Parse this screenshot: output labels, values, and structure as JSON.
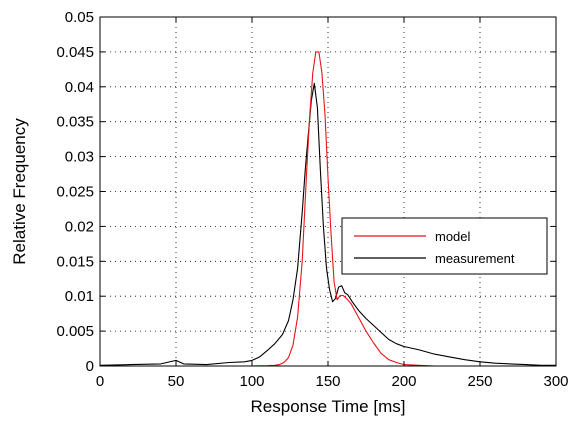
{
  "chart_data": {
    "type": "line",
    "title": "",
    "xlabel": "Response Time [ms]",
    "ylabel": "Relative Frequency",
    "xlim": [
      0,
      300
    ],
    "ylim": [
      0,
      0.05
    ],
    "xticks": [
      "0",
      "50",
      "100",
      "150",
      "200",
      "250",
      "300"
    ],
    "yticks": [
      "0",
      "0.005",
      "0.01",
      "0.015",
      "0.02",
      "0.025",
      "0.03",
      "0.035",
      "0.04",
      "0.045",
      "0.05"
    ],
    "grid": true,
    "legend_position": "middle-right",
    "series": [
      {
        "name": "model",
        "color": "#e8141b",
        "x": [
          0,
          60,
          100,
          110,
          115,
          118,
          121,
          124,
          127,
          130,
          133,
          136,
          138,
          140,
          142,
          144,
          146,
          148,
          150,
          152,
          154,
          156,
          158,
          160,
          162,
          165,
          170,
          175,
          180,
          185,
          190,
          195,
          200,
          210,
          220,
          250,
          300
        ],
        "y": [
          0,
          0,
          0,
          5e-05,
          0.0001,
          0.0002,
          0.0005,
          0.0012,
          0.003,
          0.007,
          0.015,
          0.028,
          0.036,
          0.042,
          0.045,
          0.045,
          0.042,
          0.036,
          0.027,
          0.019,
          0.012,
          0.0095,
          0.0101,
          0.0101,
          0.0097,
          0.009,
          0.007,
          0.005,
          0.0033,
          0.0018,
          0.0009,
          0.0005,
          0.0002,
          0.0001,
          0,
          0,
          0
        ]
      },
      {
        "name": "measurement",
        "color": "#000000",
        "x": [
          0,
          20,
          40,
          50,
          55,
          70,
          85,
          95,
          100,
          105,
          110,
          115,
          120,
          124,
          127,
          130,
          133,
          135,
          137,
          139,
          141,
          143,
          145,
          147,
          149,
          151,
          153,
          155,
          157,
          159,
          161,
          163,
          166,
          170,
          175,
          180,
          185,
          190,
          195,
          200,
          210,
          220,
          230,
          240,
          250,
          260,
          270,
          280,
          290,
          300
        ],
        "y": [
          0.0001,
          0.0002,
          0.0003,
          0.0008,
          0.0003,
          0.0002,
          0.0005,
          0.0006,
          0.0008,
          0.0013,
          0.0022,
          0.0032,
          0.0045,
          0.0065,
          0.0095,
          0.014,
          0.022,
          0.028,
          0.033,
          0.038,
          0.0405,
          0.037,
          0.028,
          0.02,
          0.014,
          0.011,
          0.0092,
          0.0097,
          0.0113,
          0.0115,
          0.0105,
          0.0102,
          0.0092,
          0.008,
          0.0068,
          0.0058,
          0.0048,
          0.0038,
          0.0032,
          0.0028,
          0.0023,
          0.0017,
          0.0013,
          0.0009,
          0.0006,
          0.0004,
          0.0003,
          0.0002,
          0.0001,
          0.0001
        ]
      }
    ]
  }
}
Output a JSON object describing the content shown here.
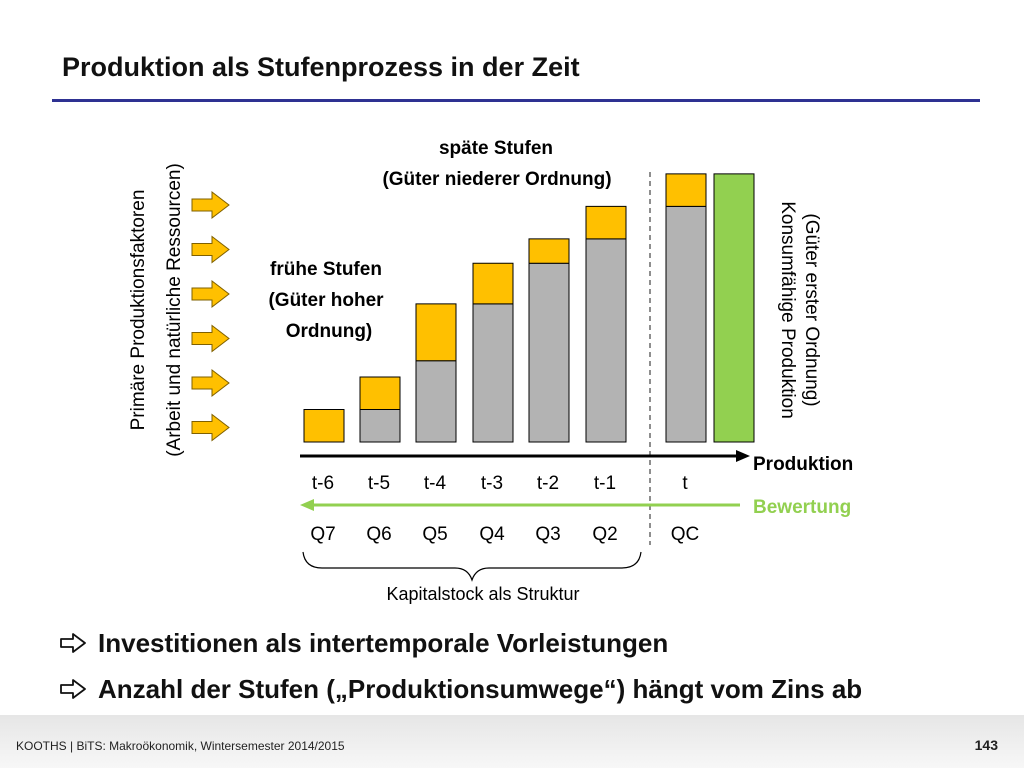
{
  "slide": {
    "title": "Produktion als Stufenprozess in der Zeit"
  },
  "diagram": {
    "left_axis_label_line1": "Primäre Produktionsfaktoren",
    "left_axis_label_line2": "(Arbeit und natürliche Ressourcen)",
    "early_stages_label": [
      "frühe Stufen",
      "(Güter hoher",
      "Ordnung)"
    ],
    "late_stages_label": [
      "späte Stufen",
      "(Güter niederer Ordnung)"
    ],
    "right_label_line1": "Konsumfähige Produktion",
    "right_label_line2": "(Güter erster Ordnung)",
    "production_label": "Produktion",
    "valuation_label": "Bewertung",
    "capital_stock_label": "Kapitalstock als Struktur",
    "input_arrow_count": 6,
    "colors": {
      "gray": "#b3b3b3",
      "gold": "#ffc000",
      "green": "#92d050",
      "valuation_text": "#92d050",
      "title_rule": "#2e3192"
    },
    "stages": [
      {
        "time": "t-6",
        "q": "Q7",
        "gray": 0,
        "gold": 1
      },
      {
        "time": "t-5",
        "q": "Q6",
        "gray": 1,
        "gold": 1
      },
      {
        "time": "t-4",
        "q": "Q5",
        "gray": 2.5,
        "gold": 1.75
      },
      {
        "time": "t-3",
        "q": "Q4",
        "gray": 4.25,
        "gold": 1.25
      },
      {
        "time": "t-2",
        "q": "Q3",
        "gray": 5.5,
        "gold": 0.75
      },
      {
        "time": "t-1",
        "q": "Q2",
        "gray": 6.25,
        "gold": 1
      },
      {
        "time": "t",
        "q": "QC",
        "gray": 7.25,
        "gold": 1
      }
    ],
    "consumer_goods_bar": {
      "value": 8.25
    }
  },
  "bullets": [
    "Investitionen als intertemporale Vorleistungen",
    "Anzahl der Stufen („Produktionsumwege“) hängt vom Zins ab"
  ],
  "footer": {
    "text": "KOOTHS | BiTS: Makroökonomik, Wintersemester 2014/2015",
    "page": "143"
  }
}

---------------

=== PROBLEM REQUIREMENTS ===
Go through the records and pull out each line that includes the word "JSON".

=== CORRECT RESULT ===
Parse this screenshot: output labels, values, and structure as JSON.
Output a JSON object describing the content shown here.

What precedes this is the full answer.